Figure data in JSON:
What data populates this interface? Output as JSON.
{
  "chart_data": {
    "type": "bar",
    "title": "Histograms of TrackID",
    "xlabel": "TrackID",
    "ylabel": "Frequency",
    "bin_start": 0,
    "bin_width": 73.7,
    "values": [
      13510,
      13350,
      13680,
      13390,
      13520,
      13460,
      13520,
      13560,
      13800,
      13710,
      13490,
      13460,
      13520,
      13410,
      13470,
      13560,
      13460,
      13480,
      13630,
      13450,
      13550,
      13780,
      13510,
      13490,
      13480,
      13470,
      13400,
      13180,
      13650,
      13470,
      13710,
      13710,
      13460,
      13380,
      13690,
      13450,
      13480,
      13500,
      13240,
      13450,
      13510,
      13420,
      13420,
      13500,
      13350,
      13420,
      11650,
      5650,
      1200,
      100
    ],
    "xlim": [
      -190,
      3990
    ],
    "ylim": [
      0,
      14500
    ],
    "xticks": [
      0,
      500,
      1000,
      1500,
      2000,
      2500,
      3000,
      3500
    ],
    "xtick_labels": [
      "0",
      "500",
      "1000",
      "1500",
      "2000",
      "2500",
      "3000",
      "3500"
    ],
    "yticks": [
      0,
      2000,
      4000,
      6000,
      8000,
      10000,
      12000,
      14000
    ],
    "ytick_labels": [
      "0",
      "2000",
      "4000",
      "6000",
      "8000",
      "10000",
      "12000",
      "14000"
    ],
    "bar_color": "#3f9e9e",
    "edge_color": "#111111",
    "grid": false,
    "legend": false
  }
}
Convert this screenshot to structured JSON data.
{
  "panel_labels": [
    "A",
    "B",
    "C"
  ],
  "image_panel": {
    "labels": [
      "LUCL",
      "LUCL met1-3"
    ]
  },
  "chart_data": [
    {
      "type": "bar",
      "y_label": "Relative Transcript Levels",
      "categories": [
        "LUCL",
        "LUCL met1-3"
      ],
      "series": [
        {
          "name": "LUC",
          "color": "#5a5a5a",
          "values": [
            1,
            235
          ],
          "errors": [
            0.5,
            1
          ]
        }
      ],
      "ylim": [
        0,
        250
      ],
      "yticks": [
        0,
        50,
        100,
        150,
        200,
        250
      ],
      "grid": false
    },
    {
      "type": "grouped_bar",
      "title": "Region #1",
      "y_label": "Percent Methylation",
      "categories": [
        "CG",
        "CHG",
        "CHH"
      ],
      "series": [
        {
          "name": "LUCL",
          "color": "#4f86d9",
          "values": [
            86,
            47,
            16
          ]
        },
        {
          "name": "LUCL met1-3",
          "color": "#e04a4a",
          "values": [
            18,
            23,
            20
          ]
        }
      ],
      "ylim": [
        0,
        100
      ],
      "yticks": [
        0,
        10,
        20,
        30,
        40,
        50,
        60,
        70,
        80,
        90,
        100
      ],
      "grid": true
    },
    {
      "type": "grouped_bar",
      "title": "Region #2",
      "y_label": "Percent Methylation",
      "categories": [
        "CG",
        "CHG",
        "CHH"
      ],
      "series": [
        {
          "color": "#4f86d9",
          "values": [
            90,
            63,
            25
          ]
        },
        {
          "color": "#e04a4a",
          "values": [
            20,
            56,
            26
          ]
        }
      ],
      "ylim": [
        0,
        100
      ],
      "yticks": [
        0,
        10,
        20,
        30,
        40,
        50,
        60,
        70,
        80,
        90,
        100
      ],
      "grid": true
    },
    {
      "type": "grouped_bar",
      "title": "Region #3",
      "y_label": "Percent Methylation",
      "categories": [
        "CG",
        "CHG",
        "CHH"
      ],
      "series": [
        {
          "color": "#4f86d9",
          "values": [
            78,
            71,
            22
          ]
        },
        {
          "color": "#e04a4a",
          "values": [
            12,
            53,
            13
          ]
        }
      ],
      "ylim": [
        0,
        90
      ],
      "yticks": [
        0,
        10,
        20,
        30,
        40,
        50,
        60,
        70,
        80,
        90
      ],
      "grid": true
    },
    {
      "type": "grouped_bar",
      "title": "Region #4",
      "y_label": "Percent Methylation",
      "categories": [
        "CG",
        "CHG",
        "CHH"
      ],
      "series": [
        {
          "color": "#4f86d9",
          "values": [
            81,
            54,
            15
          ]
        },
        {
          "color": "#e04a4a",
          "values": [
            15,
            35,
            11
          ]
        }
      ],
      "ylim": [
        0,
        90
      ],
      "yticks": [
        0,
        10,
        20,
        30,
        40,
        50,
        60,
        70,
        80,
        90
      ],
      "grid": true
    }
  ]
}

**Exercise instructions**
Check each line above for the string "LUCL", then copy the ones that have it.

**Task answer**
      "LUCL",
      "LUCL met1-3"
        "LUCL",
        "LUCL met1-3"
          "name": "LUCL",
          "name": "LUCL met1-3",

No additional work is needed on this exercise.